DATASET EXTRACT:
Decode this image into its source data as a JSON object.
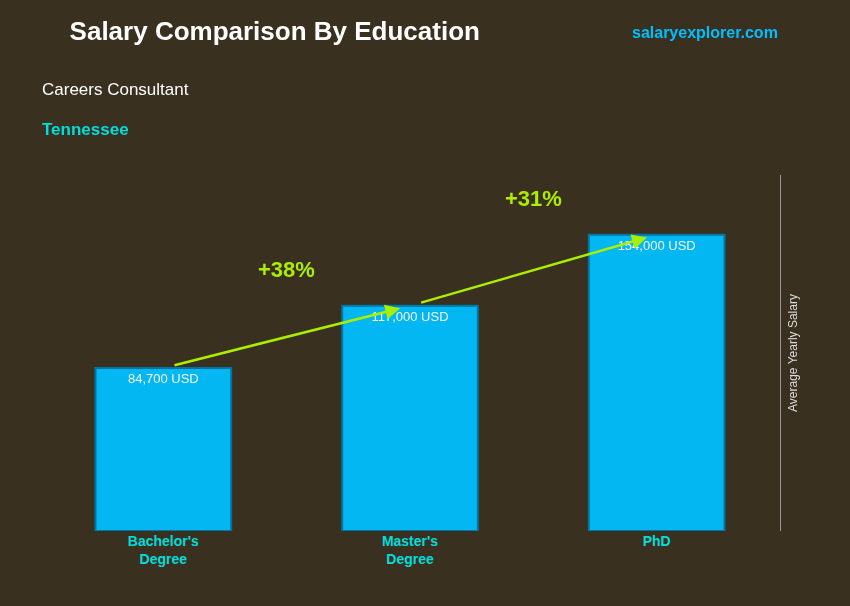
{
  "chart_data": {
    "type": "bar",
    "title": "Salary Comparison By Education",
    "subtitle": "Careers Consultant",
    "ylabel": "Average Yearly Salary",
    "categories": [
      "Bachelor's\nDegree",
      "Master's\nDegree",
      "PhD"
    ],
    "values": [
      84700,
      117000,
      154000
    ],
    "value_labels": [
      "84,700 USD",
      "117,000 USD",
      "154,000 USD"
    ],
    "data_labels": true,
    "color": "#00bfff",
    "ylim": [
      0,
      185000
    ],
    "tick_labels": "x",
    "grid": false,
    "annotations": [
      {
        "text": "Tennessee"
      },
      {
        "text": "salaryexplorer.com"
      },
      {
        "text": "+38%",
        "between": [
          "Bachelor's\nDegree",
          "Master's\nDegree"
        ]
      },
      {
        "text": "+31%",
        "between": [
          "Master's\nDegree",
          "PhD"
        ]
      }
    ]
  }
}
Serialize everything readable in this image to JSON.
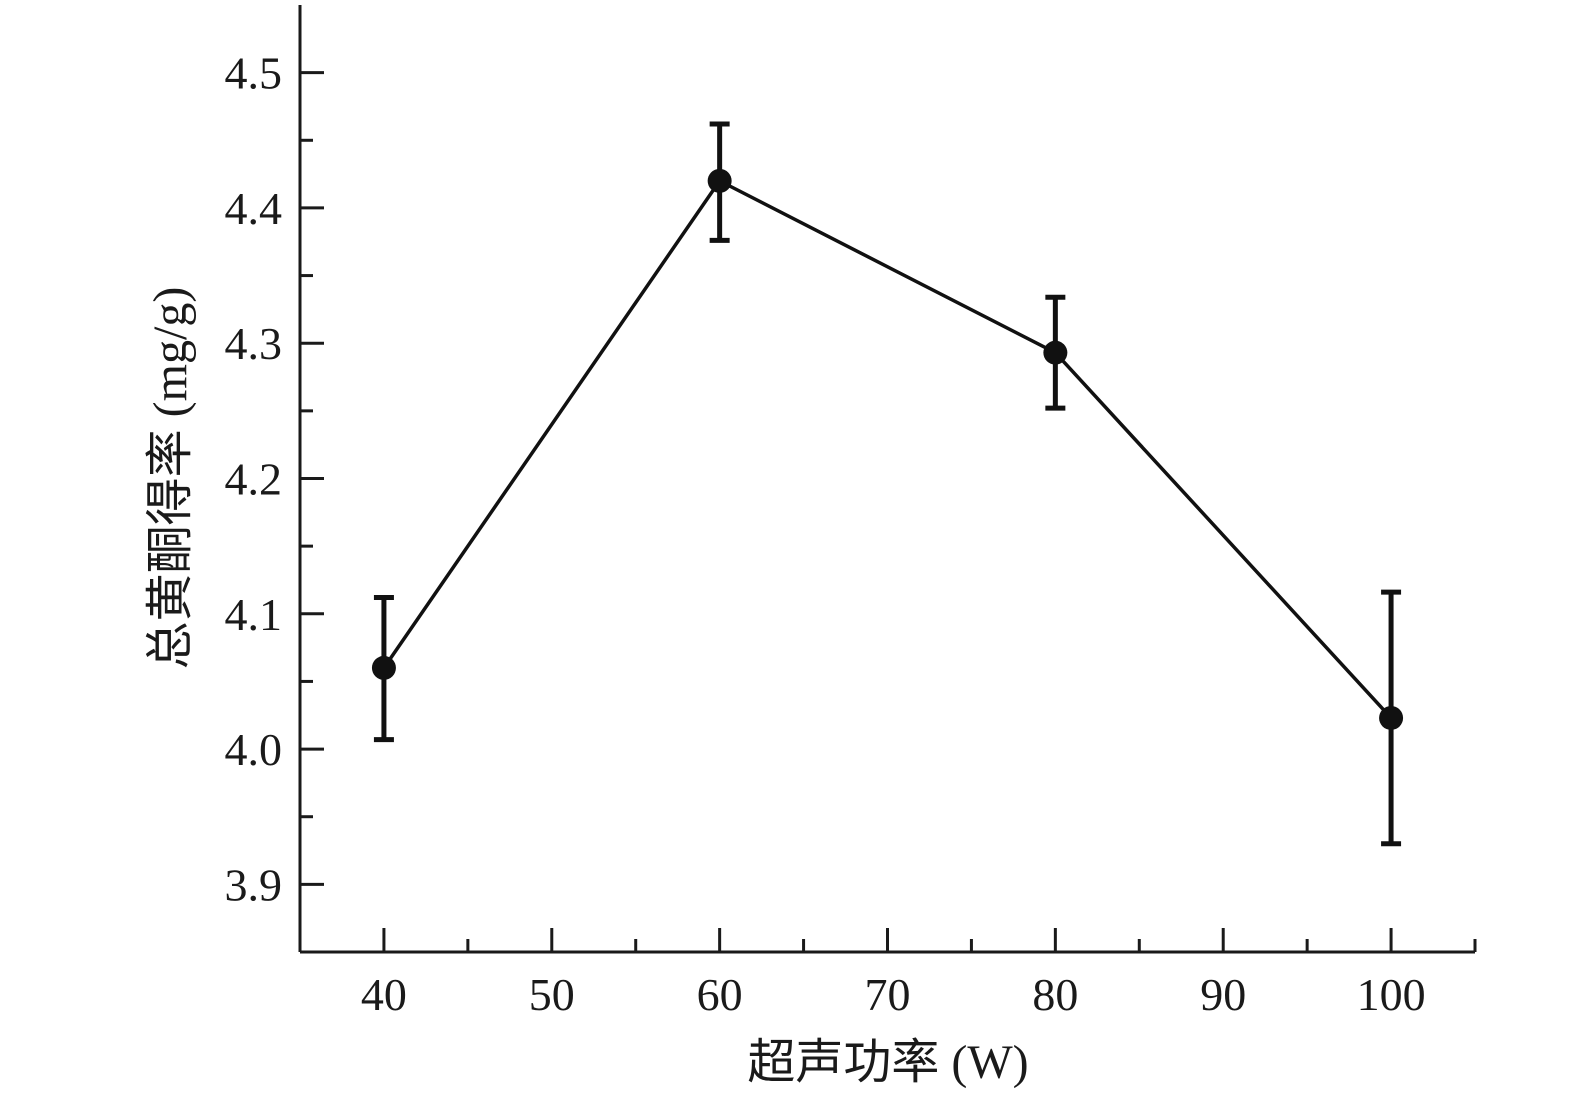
{
  "chart_data": {
    "type": "line",
    "xlabel": "超声功率 (W)",
    "ylabel": "总黄酮得率 (mg/g)",
    "xlim": [
      35,
      105
    ],
    "ylim": [
      3.85,
      4.55
    ],
    "x_ticks": [
      40,
      50,
      60,
      70,
      80,
      90,
      100
    ],
    "x_tick_labels": [
      "40",
      "50",
      "60",
      "70",
      "80",
      "90",
      "100"
    ],
    "y_ticks": [
      3.9,
      4.0,
      4.1,
      4.2,
      4.3,
      4.4,
      4.5
    ],
    "y_tick_labels": [
      "3.9",
      "4.0",
      "4.1",
      "4.2",
      "4.3",
      "4.4",
      "4.5"
    ],
    "grid": false,
    "series": [
      {
        "x": [
          40,
          60,
          80,
          100
        ],
        "y": [
          4.06,
          4.42,
          4.293,
          4.023
        ],
        "err_low": [
          4.007,
          4.376,
          4.252,
          3.93
        ],
        "err_high": [
          4.112,
          4.462,
          4.334,
          4.116
        ],
        "color": "#111111",
        "marker": "circle"
      }
    ]
  }
}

PROBLEM TO SOLVE: Transcribe the whole listing exactly. Pictures are excluded.

SOLUTION TO THE PROBLEM:
Decode this image into its source data as a JSON object.
{
  "chart_data": {
    "type": "bar",
    "title": "Salary Comparison By Education",
    "subtitle": "Careers Consultant",
    "ylabel": "Average Yearly Salary",
    "categories": [
      "Bachelor's\nDegree",
      "Master's\nDegree",
      "PhD"
    ],
    "values": [
      84700,
      117000,
      154000
    ],
    "value_labels": [
      "84,700 USD",
      "117,000 USD",
      "154,000 USD"
    ],
    "data_labels": true,
    "color": "#00bfff",
    "ylim": [
      0,
      185000
    ],
    "tick_labels": "x",
    "grid": false,
    "annotations": [
      {
        "text": "Tennessee"
      },
      {
        "text": "salaryexplorer.com"
      },
      {
        "text": "+38%",
        "between": [
          "Bachelor's\nDegree",
          "Master's\nDegree"
        ]
      },
      {
        "text": "+31%",
        "between": [
          "Master's\nDegree",
          "PhD"
        ]
      }
    ]
  }
}
Serialize everything readable in this image to JSON.
{
  "chart_data": {
    "type": "line",
    "xlabel": "超声功率 (W)",
    "ylabel": "总黄酮得率 (mg/g)",
    "xlim": [
      35,
      105
    ],
    "ylim": [
      3.85,
      4.55
    ],
    "x_ticks": [
      40,
      50,
      60,
      70,
      80,
      90,
      100
    ],
    "x_tick_labels": [
      "40",
      "50",
      "60",
      "70",
      "80",
      "90",
      "100"
    ],
    "y_ticks": [
      3.9,
      4.0,
      4.1,
      4.2,
      4.3,
      4.4,
      4.5
    ],
    "y_tick_labels": [
      "3.9",
      "4.0",
      "4.1",
      "4.2",
      "4.3",
      "4.4",
      "4.5"
    ],
    "grid": false,
    "series": [
      {
        "x": [
          40,
          60,
          80,
          100
        ],
        "y": [
          4.06,
          4.42,
          4.293,
          4.023
        ],
        "err_low": [
          4.007,
          4.376,
          4.252,
          3.93
        ],
        "err_high": [
          4.112,
          4.462,
          4.334,
          4.116
        ],
        "color": "#111111",
        "marker": "circle"
      }
    ]
  }
}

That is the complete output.